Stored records
========================================

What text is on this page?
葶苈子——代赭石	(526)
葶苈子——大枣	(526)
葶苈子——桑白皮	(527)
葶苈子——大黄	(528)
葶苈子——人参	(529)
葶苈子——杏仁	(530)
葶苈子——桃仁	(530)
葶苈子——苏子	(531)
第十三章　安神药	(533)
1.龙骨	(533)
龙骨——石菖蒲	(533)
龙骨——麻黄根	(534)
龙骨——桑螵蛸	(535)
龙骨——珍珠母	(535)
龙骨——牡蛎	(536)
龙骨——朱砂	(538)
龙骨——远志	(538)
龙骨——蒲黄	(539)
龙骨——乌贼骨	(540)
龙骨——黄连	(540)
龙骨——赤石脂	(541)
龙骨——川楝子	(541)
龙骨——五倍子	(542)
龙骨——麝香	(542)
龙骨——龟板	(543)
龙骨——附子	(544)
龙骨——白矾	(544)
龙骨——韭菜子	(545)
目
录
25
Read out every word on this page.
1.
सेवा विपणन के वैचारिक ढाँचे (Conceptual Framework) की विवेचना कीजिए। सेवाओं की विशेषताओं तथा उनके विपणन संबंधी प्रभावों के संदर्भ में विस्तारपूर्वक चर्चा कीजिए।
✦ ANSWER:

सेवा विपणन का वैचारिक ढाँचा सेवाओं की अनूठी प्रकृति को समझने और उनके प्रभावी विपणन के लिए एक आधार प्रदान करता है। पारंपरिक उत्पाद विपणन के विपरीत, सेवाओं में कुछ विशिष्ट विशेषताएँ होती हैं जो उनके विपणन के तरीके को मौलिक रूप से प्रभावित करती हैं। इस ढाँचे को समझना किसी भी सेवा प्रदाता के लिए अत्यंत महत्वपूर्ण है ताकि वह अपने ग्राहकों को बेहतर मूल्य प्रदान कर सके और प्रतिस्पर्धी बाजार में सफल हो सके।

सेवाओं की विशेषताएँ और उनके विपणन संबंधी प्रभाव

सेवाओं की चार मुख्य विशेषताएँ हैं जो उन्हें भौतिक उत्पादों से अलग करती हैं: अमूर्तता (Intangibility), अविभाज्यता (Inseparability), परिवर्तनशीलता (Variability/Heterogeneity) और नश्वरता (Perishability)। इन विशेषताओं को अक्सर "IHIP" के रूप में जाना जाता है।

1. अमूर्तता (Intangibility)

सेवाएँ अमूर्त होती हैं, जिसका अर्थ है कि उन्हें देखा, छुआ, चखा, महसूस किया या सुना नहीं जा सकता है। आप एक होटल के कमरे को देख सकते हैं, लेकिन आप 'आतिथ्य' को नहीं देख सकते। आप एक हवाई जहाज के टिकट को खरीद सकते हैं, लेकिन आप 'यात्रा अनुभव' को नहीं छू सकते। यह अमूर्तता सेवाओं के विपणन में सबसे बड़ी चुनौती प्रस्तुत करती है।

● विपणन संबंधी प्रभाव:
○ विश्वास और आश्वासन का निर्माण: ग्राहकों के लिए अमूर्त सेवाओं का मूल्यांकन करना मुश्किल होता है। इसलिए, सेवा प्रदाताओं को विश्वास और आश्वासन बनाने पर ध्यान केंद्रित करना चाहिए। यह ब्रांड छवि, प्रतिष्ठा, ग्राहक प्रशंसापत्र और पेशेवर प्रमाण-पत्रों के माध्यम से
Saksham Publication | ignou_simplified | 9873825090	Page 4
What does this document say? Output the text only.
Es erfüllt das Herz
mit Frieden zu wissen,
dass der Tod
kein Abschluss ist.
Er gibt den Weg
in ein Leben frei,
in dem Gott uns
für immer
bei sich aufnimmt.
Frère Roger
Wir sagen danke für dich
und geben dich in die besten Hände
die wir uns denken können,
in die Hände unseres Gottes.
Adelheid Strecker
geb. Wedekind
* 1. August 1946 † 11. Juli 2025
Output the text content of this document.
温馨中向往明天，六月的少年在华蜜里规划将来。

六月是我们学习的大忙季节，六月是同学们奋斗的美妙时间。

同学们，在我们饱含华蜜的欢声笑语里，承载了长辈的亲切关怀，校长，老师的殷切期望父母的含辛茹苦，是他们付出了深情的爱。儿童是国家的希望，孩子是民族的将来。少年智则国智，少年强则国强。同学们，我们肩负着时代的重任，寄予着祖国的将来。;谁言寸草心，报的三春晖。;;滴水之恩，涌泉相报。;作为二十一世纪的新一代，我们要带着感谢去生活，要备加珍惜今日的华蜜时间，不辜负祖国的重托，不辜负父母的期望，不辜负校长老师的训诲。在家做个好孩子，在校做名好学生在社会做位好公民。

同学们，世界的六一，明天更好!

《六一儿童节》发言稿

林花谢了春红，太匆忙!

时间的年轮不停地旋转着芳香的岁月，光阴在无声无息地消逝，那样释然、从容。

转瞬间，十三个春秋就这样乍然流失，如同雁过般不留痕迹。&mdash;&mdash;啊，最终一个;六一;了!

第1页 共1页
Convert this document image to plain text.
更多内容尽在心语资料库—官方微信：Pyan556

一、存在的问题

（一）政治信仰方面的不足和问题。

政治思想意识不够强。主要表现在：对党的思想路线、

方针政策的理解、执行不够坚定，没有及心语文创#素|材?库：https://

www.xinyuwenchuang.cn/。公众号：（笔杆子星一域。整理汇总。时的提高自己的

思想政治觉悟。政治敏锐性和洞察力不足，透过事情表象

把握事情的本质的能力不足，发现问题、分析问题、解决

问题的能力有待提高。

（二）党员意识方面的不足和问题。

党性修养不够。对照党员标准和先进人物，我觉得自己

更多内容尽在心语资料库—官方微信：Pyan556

========================================

REQUIRED TASK
Each line must be given again exactly as written above.

SOLUTION TO THIS PROBLEM
What text is on this page?
葶苈子——代赭石	(526)
葶苈子——大枣	(526)
葶苈子——桑白皮	(527)
葶苈子——大黄	(528)
葶苈子——人参	(529)
葶苈子——杏仁	(530)
葶苈子——桃仁	(530)
葶苈子——苏子	(531)
第十三章　安神药	(533)
1.龙骨	(533)
龙骨——石菖蒲	(533)
龙骨——麻黄根	(534)
龙骨——桑螵蛸	(535)
龙骨——珍珠母	(535)
龙骨——牡蛎	(536)
龙骨——朱砂	(538)
龙骨——远志	(538)
龙骨——蒲黄	(539)
龙骨——乌贼骨	(540)
龙骨——黄连	(540)
龙骨——赤石脂	(541)
龙骨——川楝子	(541)
龙骨——五倍子	(542)
龙骨——麝香	(542)
龙骨——龟板	(543)
龙骨——附子	(544)
龙骨——白矾	(544)
龙骨——韭菜子	(545)
目
录
25
Read out every word on this page.
1.
सेवा विपणन के वैचारिक ढाँचे (Conceptual Framework) की विवेचना कीजिए। सेवाओं की विशेषताओं तथा उनके विपणन संबंधी प्रभावों के संदर्भ में विस्तारपूर्वक चर्चा कीजिए।
✦ ANSWER:

सेवा विपणन का वैचारिक ढाँचा सेवाओं की अनूठी प्रकृति को समझने और उनके प्रभावी विपणन के लिए एक आधार प्रदान करता है। पारंपरिक उत्पाद विपणन के विपरीत, सेवाओं में कुछ विशिष्ट विशेषताएँ होती हैं जो उनके विपणन के तरीके को मौलिक रूप से प्रभावित करती हैं। इस ढाँचे को समझना किसी भी सेवा प्रदाता के लिए अत्यंत महत्वपूर्ण है ताकि वह अपने ग्राहकों को बेहतर मूल्य प्रदान कर सके और प्रतिस्पर्धी बाजार में सफल हो सके।

सेवाओं की विशेषताएँ और उनके विपणन संबंधी प्रभाव

सेवाओं की चार मुख्य विशेषताएँ हैं जो उन्हें भौतिक उत्पादों से अलग करती हैं: अमूर्तता (Intangibility), अविभाज्यता (Inseparability), परिवर्तनशीलता (Variability/Heterogeneity) और नश्वरता (Perishability)। इन विशेषताओं को अक्सर "IHIP" के रूप में जाना जाता है।

1. अमूर्तता (Intangibility)

सेवाएँ अमूर्त होती हैं, जिसका अर्थ है कि उन्हें देखा, छुआ, चखा, महसूस किया या सुना नहीं जा सकता है। आप एक होटल के कमरे को देख सकते हैं, लेकिन आप 'आतिथ्य' को नहीं देख सकते। आप एक हवाई जहाज के टिकट को खरीद सकते हैं, लेकिन आप 'यात्रा अनुभव' को नहीं छू सकते। यह अमूर्तता सेवाओं के विपणन में सबसे बड़ी चुनौती प्रस्तुत करती है।

● विपणन संबंधी प्रभाव:
○ विश्वास और आश्वासन का निर्माण: ग्राहकों के लिए अमूर्त सेवाओं का मूल्यांकन करना मुश्किल होता है। इसलिए, सेवा प्रदाताओं को विश्वास और आश्वासन बनाने पर ध्यान केंद्रित करना चाहिए। यह ब्रांड छवि, प्रतिष्ठा, ग्राहक प्रशंसापत्र और पेशेवर प्रमाण-पत्रों के माध्यम से
Saksham Publication | ignou_simplified | 9873825090	Page 4
What does this document say? Output the text only.
Es erfüllt das Herz
mit Frieden zu wissen,
dass der Tod
kein Abschluss ist.
Er gibt den Weg
in ein Leben frei,
in dem Gott uns
für immer
bei sich aufnimmt.
Frère Roger
Wir sagen danke für dich
und geben dich in die besten Hände
die wir uns denken können,
in die Hände unseres Gottes.
Adelheid Strecker
geb. Wedekind
* 1. August 1946 † 11. Juli 2025
Output the text content of this document.
温馨中向往明天，六月的少年在华蜜里规划将来。

六月是我们学习的大忙季节，六月是同学们奋斗的美妙时间。

同学们，在我们饱含华蜜的欢声笑语里，承载了长辈的亲切关怀，校长，老师的殷切期望父母的含辛茹苦，是他们付出了深情的爱。儿童是国家的希望，孩子是民族的将来。少年智则国智，少年强则国强。同学们，我们肩负着时代的重任，寄予着祖国的将来。;谁言寸草心，报的三春晖。;;滴水之恩，涌泉相报。;作为二十一世纪的新一代，我们要带着感谢去生活，要备加珍惜今日的华蜜时间，不辜负祖国的重托，不辜负父母的期望，不辜负校长老师的训诲。在家做个好孩子，在校做名好学生在社会做位好公民。

同学们，世界的六一，明天更好!

《六一儿童节》发言稿

林花谢了春红，太匆忙!

时间的年轮不停地旋转着芳香的岁月，光阴在无声无息地消逝，那样释然、从容。

转瞬间，十三个春秋就这样乍然流失，如同雁过般不留痕迹。&mdash;&mdash;啊，最终一个;六一;了!

第1页 共1页
Convert this document image to plain text.
更多内容尽在心语资料库—官方微信：Pyan556

一、存在的问题

（一）政治信仰方面的不足和问题。

政治思想意识不够强。主要表现在：对党的思想路线、

方针政策的理解、执行不够坚定，没有及心语文创#素|材?库：https://

www.xinyuwenchuang.cn/。公众号：（笔杆子星一域。整理汇总。时的提高自己的

思想政治觉悟。政治敏锐性和洞察力不足，透过事情表象

把握事情的本质的能力不足，发现问题、分析问题、解决

问题的能力有待提高。

（二）党员意识方面的不足和问题。

党性修养不够。对照党员标准和先进人物，我觉得自己

更多内容尽在心语资料库—官方微信：Pyan556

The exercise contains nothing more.